━━━━━ EXTRACTED MATERIAL

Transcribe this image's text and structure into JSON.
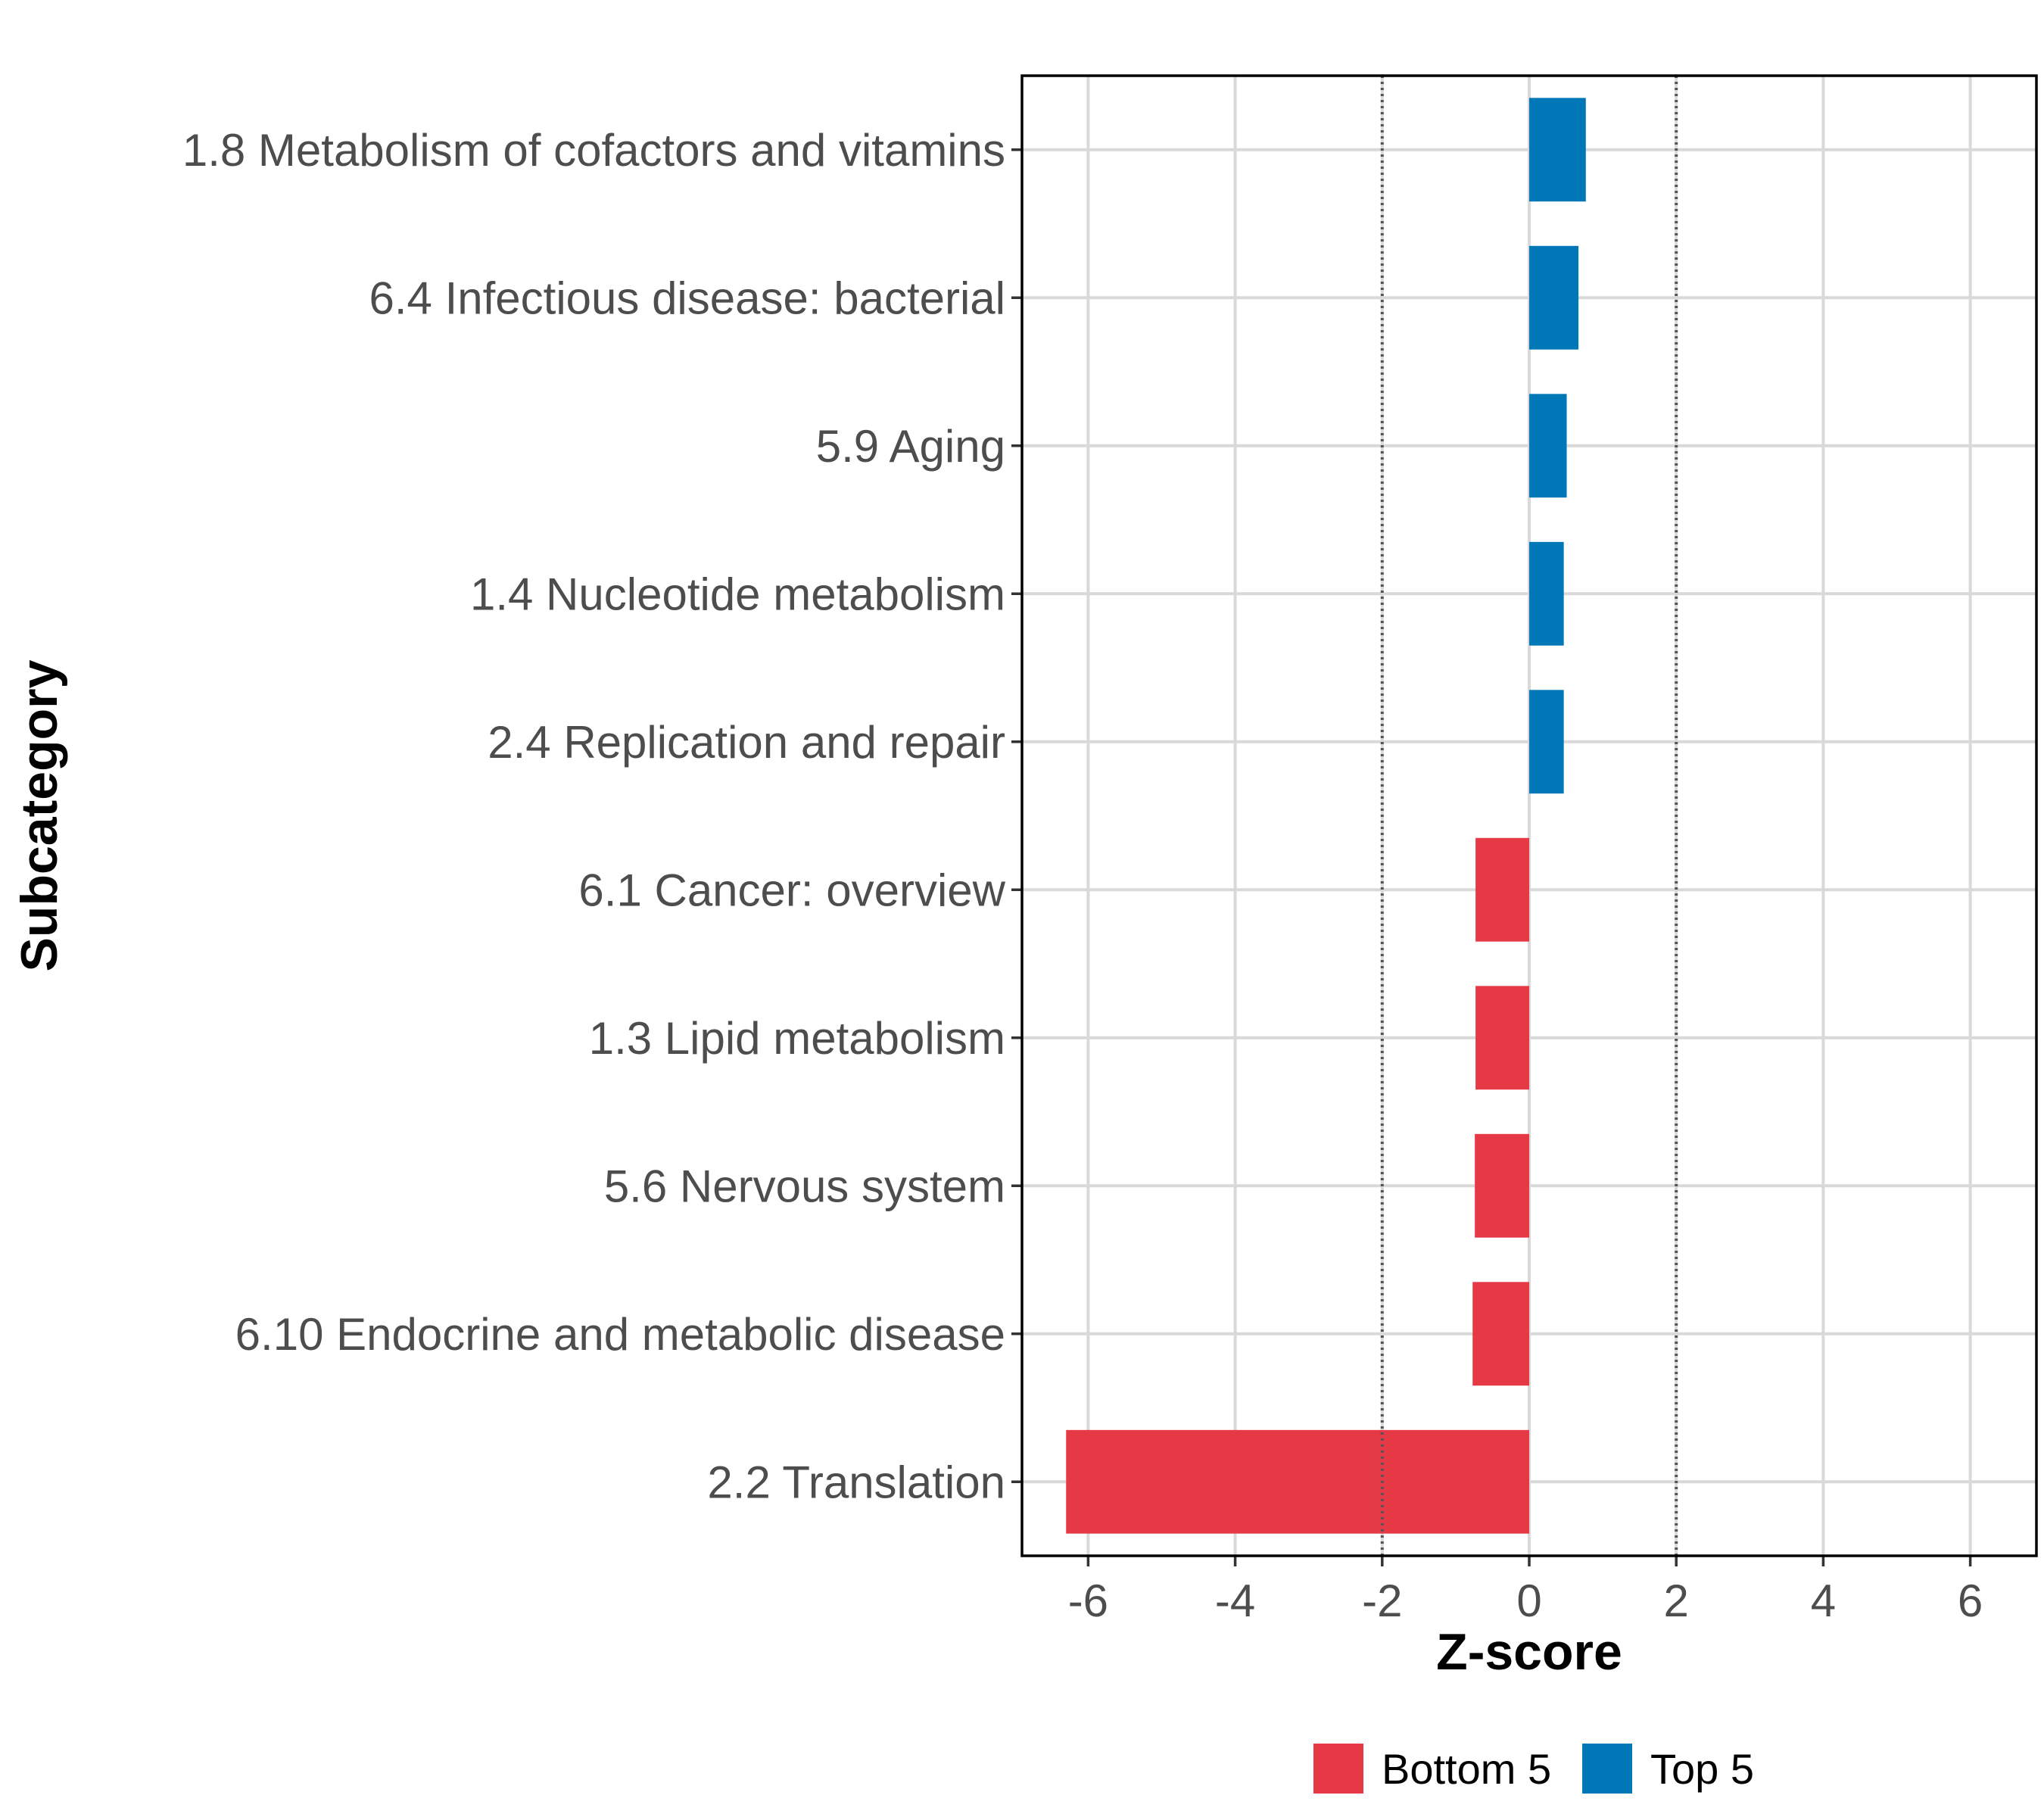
{
  "chart_data": {
    "type": "bar",
    "orientation": "horizontal",
    "title": "",
    "xlabel": "Z-score",
    "ylabel": "Subcategory",
    "xlim": [
      -6.9,
      6.9
    ],
    "xticks": [
      -6,
      -4,
      -2,
      0,
      2,
      4,
      6
    ],
    "reference_lines": [
      -2,
      2
    ],
    "grid": true,
    "categories": [
      "1.8 Metabolism of cofactors and vitamins",
      "6.4 Infectious disease: bacterial",
      "5.9 Aging",
      "1.4 Nucleotide metabolism",
      "2.4 Replication and repair",
      "6.1 Cancer: overview",
      "1.3 Lipid metabolism",
      "5.6 Nervous system",
      "6.10 Endocrine and metabolic disease",
      "2.2 Translation"
    ],
    "values": [
      0.77,
      0.67,
      0.51,
      0.47,
      0.47,
      -0.73,
      -0.73,
      -0.74,
      -0.77,
      -6.3
    ],
    "groups": [
      "Top 5",
      "Top 5",
      "Top 5",
      "Top 5",
      "Top 5",
      "Bottom 5",
      "Bottom 5",
      "Bottom 5",
      "Bottom 5",
      "Bottom 5"
    ],
    "legend": {
      "position": "bottom",
      "items": [
        {
          "label": "Bottom 5",
          "color": "#e63946"
        },
        {
          "label": "Top 5",
          "color": "#0077b6"
        }
      ]
    }
  }
}
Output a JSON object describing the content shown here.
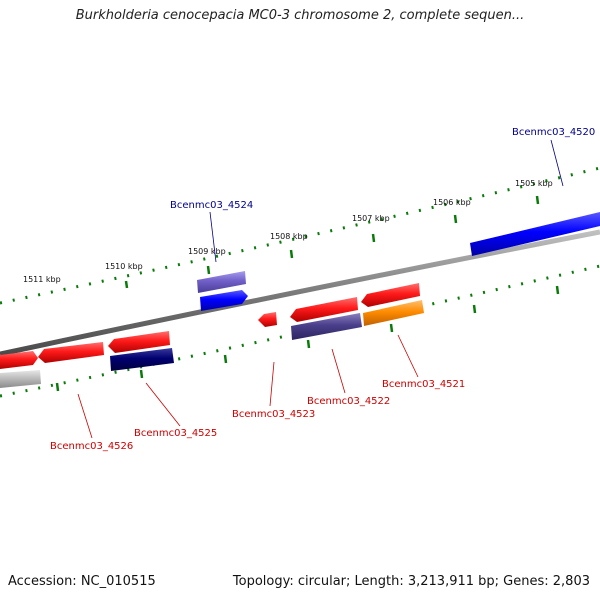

━━━━━━━━━━

**WORK REQUEST**
Please set down the lines above word for word and leave out the pictures.

**ANSWER SECTION**
Transcribe this image's text and structure into JSON.
{
  "chart_data": {
    "type": "bar",
    "orientation": "horizontal",
    "title": "",
    "xlabel": "Z-score",
    "ylabel": "Subcategory",
    "xlim": [
      -6.9,
      6.9
    ],
    "xticks": [
      -6,
      -4,
      -2,
      0,
      2,
      4,
      6
    ],
    "reference_lines": [
      -2,
      2
    ],
    "grid": true,
    "categories": [
      "1.8 Metabolism of cofactors and vitamins",
      "6.4 Infectious disease: bacterial",
      "5.9 Aging",
      "1.4 Nucleotide metabolism",
      "2.4 Replication and repair",
      "6.1 Cancer: overview",
      "1.3 Lipid metabolism",
      "5.6 Nervous system",
      "6.10 Endocrine and metabolic disease",
      "2.2 Translation"
    ],
    "values": [
      0.77,
      0.67,
      0.51,
      0.47,
      0.47,
      -0.73,
      -0.73,
      -0.74,
      -0.77,
      -6.3
    ],
    "groups": [
      "Top 5",
      "Top 5",
      "Top 5",
      "Top 5",
      "Top 5",
      "Bottom 5",
      "Bottom 5",
      "Bottom 5",
      "Bottom 5",
      "Bottom 5"
    ],
    "legend": {
      "position": "bottom",
      "items": [
        {
          "label": "Bottom 5",
          "color": "#e63946"
        },
        {
          "label": "Top 5",
          "color": "#0077b6"
        }
      ]
    }
  }
}
Output a JSON object describing the content shown here.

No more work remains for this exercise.